DIRECTIVE: From the listing below, pick out each line with the word "Jean".

Collected data:

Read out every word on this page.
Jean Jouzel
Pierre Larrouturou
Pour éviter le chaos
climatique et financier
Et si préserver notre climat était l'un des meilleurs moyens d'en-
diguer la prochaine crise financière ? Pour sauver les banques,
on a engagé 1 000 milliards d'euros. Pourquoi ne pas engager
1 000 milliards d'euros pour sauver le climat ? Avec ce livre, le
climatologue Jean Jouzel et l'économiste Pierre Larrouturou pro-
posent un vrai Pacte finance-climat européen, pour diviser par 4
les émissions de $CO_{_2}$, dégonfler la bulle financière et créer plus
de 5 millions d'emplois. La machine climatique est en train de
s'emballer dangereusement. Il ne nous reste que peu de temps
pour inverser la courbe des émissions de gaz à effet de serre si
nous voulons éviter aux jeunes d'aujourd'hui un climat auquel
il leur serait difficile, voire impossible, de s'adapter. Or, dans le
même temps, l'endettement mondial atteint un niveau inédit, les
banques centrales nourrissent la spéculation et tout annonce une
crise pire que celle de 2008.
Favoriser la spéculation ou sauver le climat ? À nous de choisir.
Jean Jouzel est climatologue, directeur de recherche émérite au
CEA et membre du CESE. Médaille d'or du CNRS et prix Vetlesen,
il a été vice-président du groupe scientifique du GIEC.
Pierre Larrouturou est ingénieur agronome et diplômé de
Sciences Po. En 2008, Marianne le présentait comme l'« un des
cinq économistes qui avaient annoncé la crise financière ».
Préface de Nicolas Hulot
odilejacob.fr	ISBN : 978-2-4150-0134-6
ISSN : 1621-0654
* * *
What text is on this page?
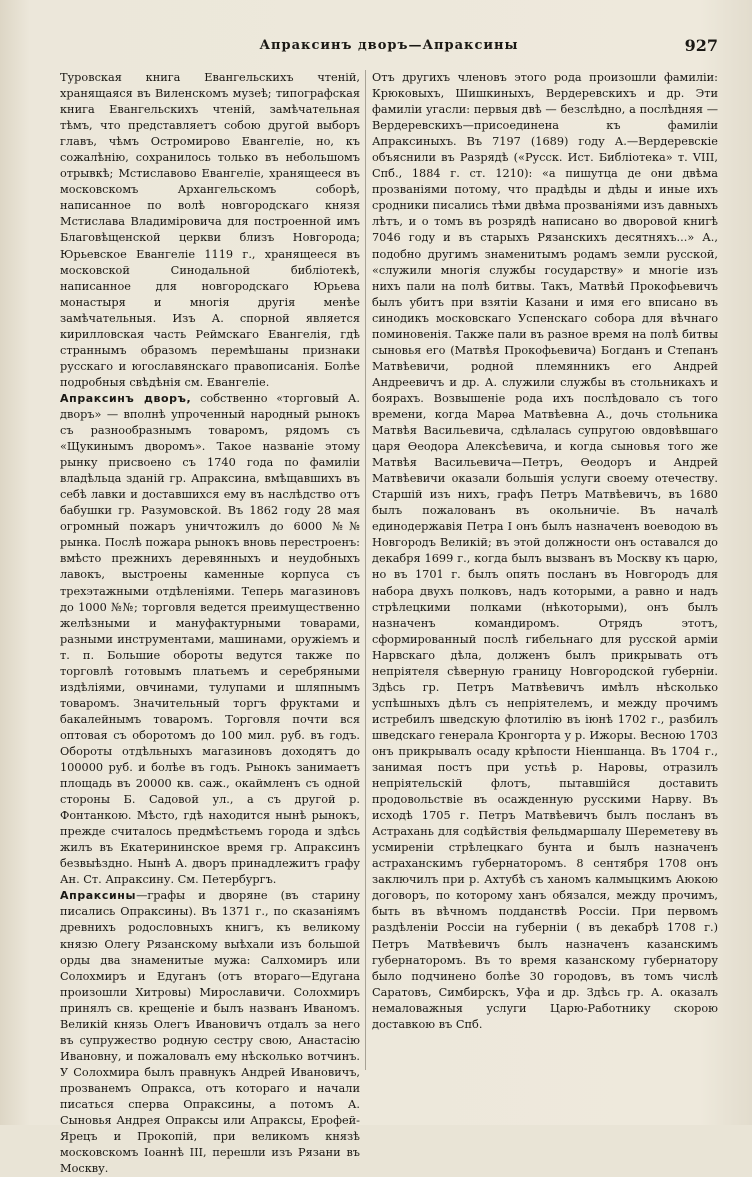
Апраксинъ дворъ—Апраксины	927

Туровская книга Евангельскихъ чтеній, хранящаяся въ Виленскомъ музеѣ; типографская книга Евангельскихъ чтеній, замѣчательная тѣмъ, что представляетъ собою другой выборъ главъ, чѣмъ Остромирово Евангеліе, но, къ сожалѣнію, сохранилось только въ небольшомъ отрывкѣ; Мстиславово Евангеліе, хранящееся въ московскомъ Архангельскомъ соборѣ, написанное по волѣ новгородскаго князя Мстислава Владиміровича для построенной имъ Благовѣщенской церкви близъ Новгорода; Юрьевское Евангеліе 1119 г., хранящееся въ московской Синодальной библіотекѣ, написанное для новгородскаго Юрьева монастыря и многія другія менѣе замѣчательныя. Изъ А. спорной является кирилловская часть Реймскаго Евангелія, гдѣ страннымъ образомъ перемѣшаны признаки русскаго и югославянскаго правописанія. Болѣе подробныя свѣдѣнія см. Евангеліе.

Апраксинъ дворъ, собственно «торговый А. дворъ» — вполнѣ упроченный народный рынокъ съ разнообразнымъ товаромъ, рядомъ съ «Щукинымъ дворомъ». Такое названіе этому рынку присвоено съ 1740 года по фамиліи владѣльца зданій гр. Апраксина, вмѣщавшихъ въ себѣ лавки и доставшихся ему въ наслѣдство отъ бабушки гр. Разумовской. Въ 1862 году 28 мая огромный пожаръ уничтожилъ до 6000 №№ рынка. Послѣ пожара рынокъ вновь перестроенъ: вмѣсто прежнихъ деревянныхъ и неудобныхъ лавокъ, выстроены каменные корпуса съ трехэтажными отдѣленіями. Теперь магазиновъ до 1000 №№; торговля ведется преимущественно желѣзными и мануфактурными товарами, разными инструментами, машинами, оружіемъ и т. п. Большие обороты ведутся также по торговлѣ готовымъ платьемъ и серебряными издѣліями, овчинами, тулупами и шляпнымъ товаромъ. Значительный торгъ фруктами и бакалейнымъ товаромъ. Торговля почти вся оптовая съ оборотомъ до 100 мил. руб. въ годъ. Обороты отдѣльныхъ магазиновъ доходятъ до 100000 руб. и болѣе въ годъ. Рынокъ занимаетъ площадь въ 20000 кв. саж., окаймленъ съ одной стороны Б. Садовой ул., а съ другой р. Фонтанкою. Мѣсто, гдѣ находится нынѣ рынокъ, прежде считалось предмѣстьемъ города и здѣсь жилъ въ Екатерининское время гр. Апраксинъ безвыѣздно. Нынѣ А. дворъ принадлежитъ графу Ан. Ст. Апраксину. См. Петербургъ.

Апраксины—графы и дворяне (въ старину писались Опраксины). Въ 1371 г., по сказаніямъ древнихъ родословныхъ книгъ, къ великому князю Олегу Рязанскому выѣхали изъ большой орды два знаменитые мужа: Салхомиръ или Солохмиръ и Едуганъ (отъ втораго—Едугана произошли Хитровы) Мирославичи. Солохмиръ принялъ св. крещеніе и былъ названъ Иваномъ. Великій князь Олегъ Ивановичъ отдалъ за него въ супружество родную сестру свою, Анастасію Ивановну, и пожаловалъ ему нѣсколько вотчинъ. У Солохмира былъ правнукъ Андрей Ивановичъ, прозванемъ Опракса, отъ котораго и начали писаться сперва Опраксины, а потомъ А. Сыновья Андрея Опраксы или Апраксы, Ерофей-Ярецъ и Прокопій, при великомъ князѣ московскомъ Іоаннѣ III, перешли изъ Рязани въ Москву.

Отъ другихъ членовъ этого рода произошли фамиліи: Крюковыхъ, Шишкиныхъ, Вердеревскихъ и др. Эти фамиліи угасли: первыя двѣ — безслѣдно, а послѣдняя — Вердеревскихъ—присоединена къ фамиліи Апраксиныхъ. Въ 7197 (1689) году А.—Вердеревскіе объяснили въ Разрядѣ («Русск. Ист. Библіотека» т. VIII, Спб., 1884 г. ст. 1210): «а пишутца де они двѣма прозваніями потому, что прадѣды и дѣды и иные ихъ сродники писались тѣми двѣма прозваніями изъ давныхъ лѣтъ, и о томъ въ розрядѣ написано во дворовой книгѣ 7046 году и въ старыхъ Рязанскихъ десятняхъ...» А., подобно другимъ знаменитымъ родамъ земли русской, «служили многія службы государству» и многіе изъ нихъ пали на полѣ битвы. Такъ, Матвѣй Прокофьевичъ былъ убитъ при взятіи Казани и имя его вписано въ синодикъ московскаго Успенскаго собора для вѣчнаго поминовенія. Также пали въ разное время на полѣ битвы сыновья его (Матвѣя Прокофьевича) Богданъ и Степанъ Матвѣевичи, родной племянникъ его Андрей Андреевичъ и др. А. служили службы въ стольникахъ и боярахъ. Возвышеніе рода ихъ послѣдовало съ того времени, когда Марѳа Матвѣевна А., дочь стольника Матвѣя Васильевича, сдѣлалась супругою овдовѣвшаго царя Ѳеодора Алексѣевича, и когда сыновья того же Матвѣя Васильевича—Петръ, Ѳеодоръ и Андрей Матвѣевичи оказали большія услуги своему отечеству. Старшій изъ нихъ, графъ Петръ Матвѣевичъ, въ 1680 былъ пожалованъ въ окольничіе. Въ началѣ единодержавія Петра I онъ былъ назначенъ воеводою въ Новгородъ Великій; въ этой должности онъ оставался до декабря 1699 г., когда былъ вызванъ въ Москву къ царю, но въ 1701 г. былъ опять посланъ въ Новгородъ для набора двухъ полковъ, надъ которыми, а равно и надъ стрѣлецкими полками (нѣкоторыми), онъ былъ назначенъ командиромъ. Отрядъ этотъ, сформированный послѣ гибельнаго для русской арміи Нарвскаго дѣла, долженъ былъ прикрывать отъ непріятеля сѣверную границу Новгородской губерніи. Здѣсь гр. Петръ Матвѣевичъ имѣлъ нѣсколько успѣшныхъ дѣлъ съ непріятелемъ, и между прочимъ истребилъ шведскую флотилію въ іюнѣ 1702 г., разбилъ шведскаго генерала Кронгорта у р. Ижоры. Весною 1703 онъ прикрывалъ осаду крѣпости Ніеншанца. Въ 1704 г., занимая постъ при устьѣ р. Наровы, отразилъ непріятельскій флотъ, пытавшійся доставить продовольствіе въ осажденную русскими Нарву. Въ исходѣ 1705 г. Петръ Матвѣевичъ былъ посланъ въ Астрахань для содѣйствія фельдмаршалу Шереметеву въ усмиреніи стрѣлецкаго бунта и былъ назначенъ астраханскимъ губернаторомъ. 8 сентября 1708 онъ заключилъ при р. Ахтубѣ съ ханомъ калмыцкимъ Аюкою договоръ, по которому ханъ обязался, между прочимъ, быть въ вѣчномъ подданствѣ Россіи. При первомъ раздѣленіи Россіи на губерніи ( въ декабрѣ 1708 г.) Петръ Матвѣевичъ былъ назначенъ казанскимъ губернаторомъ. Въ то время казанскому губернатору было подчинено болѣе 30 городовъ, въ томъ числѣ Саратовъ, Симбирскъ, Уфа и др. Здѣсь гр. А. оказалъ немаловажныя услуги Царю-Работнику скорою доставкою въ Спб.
...
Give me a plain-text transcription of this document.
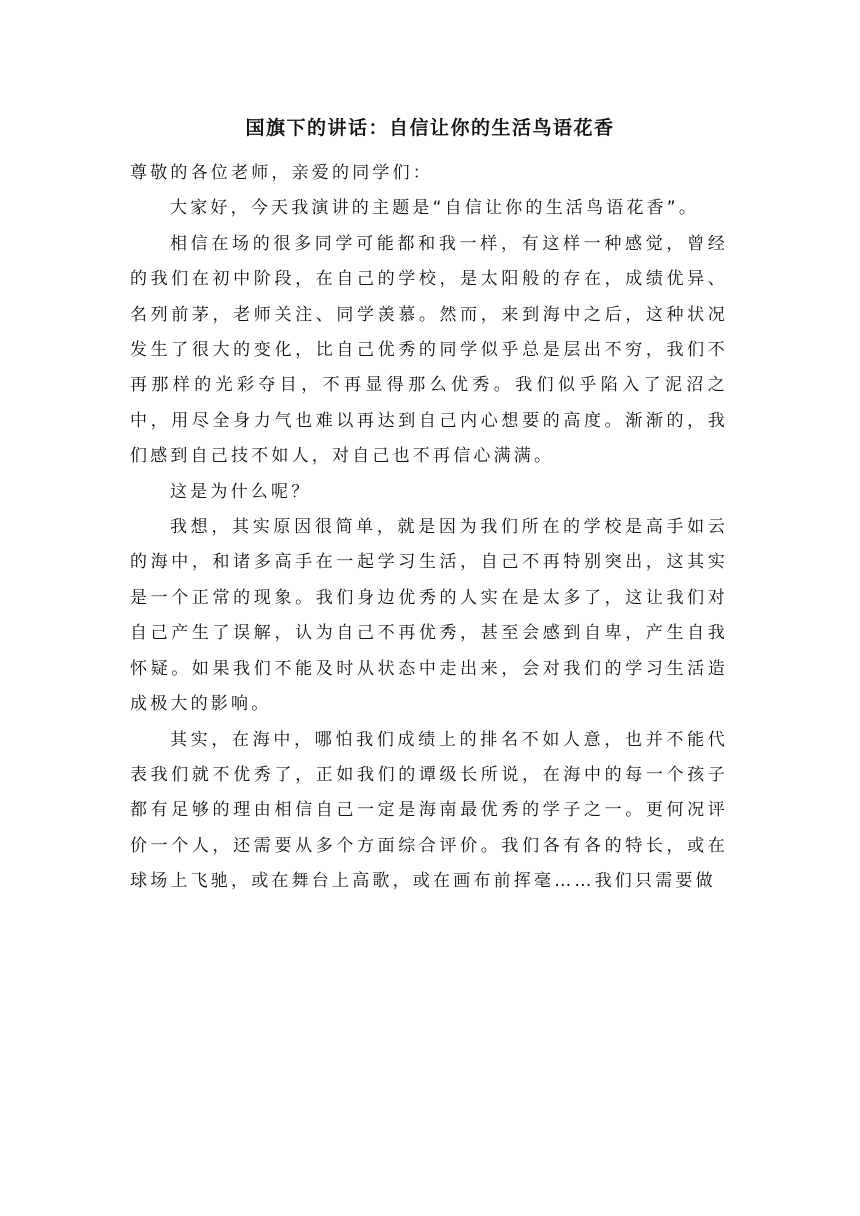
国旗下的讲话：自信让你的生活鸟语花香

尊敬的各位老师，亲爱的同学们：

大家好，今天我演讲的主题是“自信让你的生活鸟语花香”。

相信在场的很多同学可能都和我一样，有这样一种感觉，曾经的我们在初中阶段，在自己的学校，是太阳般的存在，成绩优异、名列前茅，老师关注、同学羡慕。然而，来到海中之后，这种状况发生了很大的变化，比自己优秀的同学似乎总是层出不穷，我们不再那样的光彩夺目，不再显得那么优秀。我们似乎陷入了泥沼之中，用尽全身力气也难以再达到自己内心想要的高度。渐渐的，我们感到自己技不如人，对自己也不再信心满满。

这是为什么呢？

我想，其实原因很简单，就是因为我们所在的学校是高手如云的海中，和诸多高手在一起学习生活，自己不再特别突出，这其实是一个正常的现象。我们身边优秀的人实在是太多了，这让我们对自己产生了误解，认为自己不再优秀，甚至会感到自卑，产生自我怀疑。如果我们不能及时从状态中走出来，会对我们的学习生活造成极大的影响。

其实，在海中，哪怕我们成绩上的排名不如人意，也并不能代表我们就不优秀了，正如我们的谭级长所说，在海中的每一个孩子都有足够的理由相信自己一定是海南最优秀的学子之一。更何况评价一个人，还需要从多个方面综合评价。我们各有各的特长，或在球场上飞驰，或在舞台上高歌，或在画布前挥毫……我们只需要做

RESPONSE:
Jean Jouzel
climatologue Jean Jouzel et l'économiste Pierre Larrouturou pro-
Jean Jouzel est climatologue, directeur de recherche émérite au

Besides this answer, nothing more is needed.